TASK DESCRIPTION
Retype the whole listing below, character for character.

· · · · · · ·

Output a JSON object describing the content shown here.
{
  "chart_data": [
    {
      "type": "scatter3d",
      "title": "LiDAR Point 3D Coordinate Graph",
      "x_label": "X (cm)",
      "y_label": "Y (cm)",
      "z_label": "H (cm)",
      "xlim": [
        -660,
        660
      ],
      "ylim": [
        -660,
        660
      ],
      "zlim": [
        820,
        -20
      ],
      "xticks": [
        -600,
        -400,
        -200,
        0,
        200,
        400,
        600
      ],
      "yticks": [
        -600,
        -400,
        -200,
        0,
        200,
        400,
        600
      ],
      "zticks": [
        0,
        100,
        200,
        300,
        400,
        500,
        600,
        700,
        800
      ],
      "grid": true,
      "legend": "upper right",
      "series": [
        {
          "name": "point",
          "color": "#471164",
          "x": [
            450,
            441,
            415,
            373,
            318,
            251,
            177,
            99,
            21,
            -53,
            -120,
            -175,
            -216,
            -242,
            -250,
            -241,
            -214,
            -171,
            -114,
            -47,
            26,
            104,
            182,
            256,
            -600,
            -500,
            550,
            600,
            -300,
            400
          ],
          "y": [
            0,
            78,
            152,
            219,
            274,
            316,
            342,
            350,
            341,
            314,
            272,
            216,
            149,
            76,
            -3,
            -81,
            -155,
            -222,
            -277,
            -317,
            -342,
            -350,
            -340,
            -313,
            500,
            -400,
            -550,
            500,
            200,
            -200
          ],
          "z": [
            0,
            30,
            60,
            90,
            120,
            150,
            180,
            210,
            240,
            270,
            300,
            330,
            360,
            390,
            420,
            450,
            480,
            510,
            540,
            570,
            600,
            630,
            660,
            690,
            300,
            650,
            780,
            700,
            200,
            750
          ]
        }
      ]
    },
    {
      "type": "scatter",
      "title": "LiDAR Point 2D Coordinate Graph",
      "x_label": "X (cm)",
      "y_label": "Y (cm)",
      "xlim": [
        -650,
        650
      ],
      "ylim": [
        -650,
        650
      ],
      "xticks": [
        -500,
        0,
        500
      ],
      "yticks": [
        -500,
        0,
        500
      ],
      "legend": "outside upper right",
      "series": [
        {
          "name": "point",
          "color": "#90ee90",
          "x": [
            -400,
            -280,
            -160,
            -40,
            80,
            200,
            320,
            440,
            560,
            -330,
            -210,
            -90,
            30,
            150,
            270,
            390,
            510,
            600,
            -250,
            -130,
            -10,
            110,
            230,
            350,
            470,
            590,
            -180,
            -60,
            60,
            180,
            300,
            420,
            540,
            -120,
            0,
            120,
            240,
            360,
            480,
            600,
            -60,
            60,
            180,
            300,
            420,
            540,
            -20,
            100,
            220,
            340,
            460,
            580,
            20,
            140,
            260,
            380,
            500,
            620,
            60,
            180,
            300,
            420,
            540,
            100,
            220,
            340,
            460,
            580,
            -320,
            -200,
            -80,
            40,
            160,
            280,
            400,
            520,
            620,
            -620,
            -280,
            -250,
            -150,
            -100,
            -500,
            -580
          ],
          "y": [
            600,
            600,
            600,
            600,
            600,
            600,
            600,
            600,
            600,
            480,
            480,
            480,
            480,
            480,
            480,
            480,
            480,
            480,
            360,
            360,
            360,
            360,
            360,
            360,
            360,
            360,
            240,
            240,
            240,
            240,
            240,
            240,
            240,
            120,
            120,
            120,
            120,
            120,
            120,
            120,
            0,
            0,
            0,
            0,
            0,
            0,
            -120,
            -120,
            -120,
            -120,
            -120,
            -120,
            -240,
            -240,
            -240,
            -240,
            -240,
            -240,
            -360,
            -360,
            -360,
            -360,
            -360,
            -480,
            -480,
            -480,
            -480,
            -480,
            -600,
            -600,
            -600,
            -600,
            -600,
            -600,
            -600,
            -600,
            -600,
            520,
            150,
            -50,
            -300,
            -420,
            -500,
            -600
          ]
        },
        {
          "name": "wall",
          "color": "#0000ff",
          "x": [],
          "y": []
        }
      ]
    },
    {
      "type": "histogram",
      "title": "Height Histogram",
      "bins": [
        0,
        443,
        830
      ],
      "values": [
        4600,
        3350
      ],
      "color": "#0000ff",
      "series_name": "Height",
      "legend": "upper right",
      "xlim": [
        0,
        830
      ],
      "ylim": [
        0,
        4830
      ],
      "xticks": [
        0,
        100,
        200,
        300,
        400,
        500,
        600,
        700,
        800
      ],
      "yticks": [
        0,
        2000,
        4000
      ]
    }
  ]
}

· · · · · · ·

PROBLEM SOLUTION
Output a JSON object describing the content shown here.
{
  "chart_data": [
    {
      "type": "scatter3d",
      "title": "LiDAR Point 3D Coordinate Graph",
      "x_label": "X (cm)",
      "y_label": "Y (cm)",
      "z_label": "H (cm)",
      "xlim": [
        -660,
        660
      ],
      "ylim": [
        -660,
        660
      ],
      "zlim": [
        820,
        -20
      ],
      "xticks": [
        -600,
        -400,
        -200,
        0,
        200,
        400,
        600
      ],
      "yticks": [
        -600,
        -400,
        -200,
        0,
        200,
        400,
        600
      ],
      "zticks": [
        0,
        100,
        200,
        300,
        400,
        500,
        600,
        700,
        800
      ],
      "grid": true,
      "legend": "upper right",
      "series": [
        {
          "name": "point",
          "color": "#471164",
          "x": [
            450,
            441,
            415,
            373,
            318,
            251,
            177,
            99,
            21,
            -53,
            -120,
            -175,
            -216,
            -242,
            -250,
            -241,
            -214,
            -171,
            -114,
            -47,
            26,
            104,
            182,
            256,
            -600,
            -500,
            550,
            600,
            -300,
            400
          ],
          "y": [
            0,
            78,
            152,
            219,
            274,
            316,
            342,
            350,
            341,
            314,
            272,
            216,
            149,
            76,
            -3,
            -81,
            -155,
            -222,
            -277,
            -317,
            -342,
            -350,
            -340,
            -313,
            500,
            -400,
            -550,
            500,
            200,
            -200
          ],
          "z": [
            0,
            30,
            60,
            90,
            120,
            150,
            180,
            210,
            240,
            270,
            300,
            330,
            360,
            390,
            420,
            450,
            480,
            510,
            540,
            570,
            600,
            630,
            660,
            690,
            300,
            650,
            780,
            700,
            200,
            750
          ]
        }
      ]
    },
    {
      "type": "scatter",
      "title": "LiDAR Point 2D Coordinate Graph",
      "x_label": "X (cm)",
      "y_label": "Y (cm)",
      "xlim": [
        -650,
        650
      ],
      "ylim": [
        -650,
        650
      ],
      "xticks": [
        -500,
        0,
        500
      ],
      "yticks": [
        -500,
        0,
        500
      ],
      "legend": "outside upper right",
      "series": [
        {
          "name": "point",
          "color": "#90ee90",
          "x": [
            -400,
            -280,
            -160,
            -40,
            80,
            200,
            320,
            440,
            560,
            -330,
            -210,
            -90,
            30,
            150,
            270,
            390,
            510,
            600,
            -250,
            -130,
            -10,
            110,
            230,
            350,
            470,
            590,
            -180,
            -60,
            60,
            180,
            300,
            420,
            540,
            -120,
            0,
            120,
            240,
            360,
            480,
            600,
            -60,
            60,
            180,
            300,
            420,
            540,
            -20,
            100,
            220,
            340,
            460,
            580,
            20,
            140,
            260,
            380,
            500,
            620,
            60,
            180,
            300,
            420,
            540,
            100,
            220,
            340,
            460,
            580,
            -320,
            -200,
            -80,
            40,
            160,
            280,
            400,
            520,
            620,
            -620,
            -280,
            -250,
            -150,
            -100,
            -500,
            -580
          ],
          "y": [
            600,
            600,
            600,
            600,
            600,
            600,
            600,
            600,
            600,
            480,
            480,
            480,
            480,
            480,
            480,
            480,
            480,
            480,
            360,
            360,
            360,
            360,
            360,
            360,
            360,
            360,
            240,
            240,
            240,
            240,
            240,
            240,
            240,
            120,
            120,
            120,
            120,
            120,
            120,
            120,
            0,
            0,
            0,
            0,
            0,
            0,
            -120,
            -120,
            -120,
            -120,
            -120,
            -120,
            -240,
            -240,
            -240,
            -240,
            -240,
            -240,
            -360,
            -360,
            -360,
            -360,
            -360,
            -480,
            -480,
            -480,
            -480,
            -480,
            -600,
            -600,
            -600,
            -600,
            -600,
            -600,
            -600,
            -600,
            -600,
            520,
            150,
            -50,
            -300,
            -420,
            -500,
            -600
          ]
        },
        {
          "name": "wall",
          "color": "#0000ff",
          "x": [],
          "y": []
        }
      ]
    },
    {
      "type": "histogram",
      "title": "Height Histogram",
      "bins": [
        0,
        443,
        830
      ],
      "values": [
        4600,
        3350
      ],
      "color": "#0000ff",
      "series_name": "Height",
      "legend": "upper right",
      "xlim": [
        0,
        830
      ],
      "ylim": [
        0,
        4830
      ],
      "xticks": [
        0,
        100,
        200,
        300,
        400,
        500,
        600,
        700,
        800
      ],
      "yticks": [
        0,
        2000,
        4000
      ]
    }
  ]
}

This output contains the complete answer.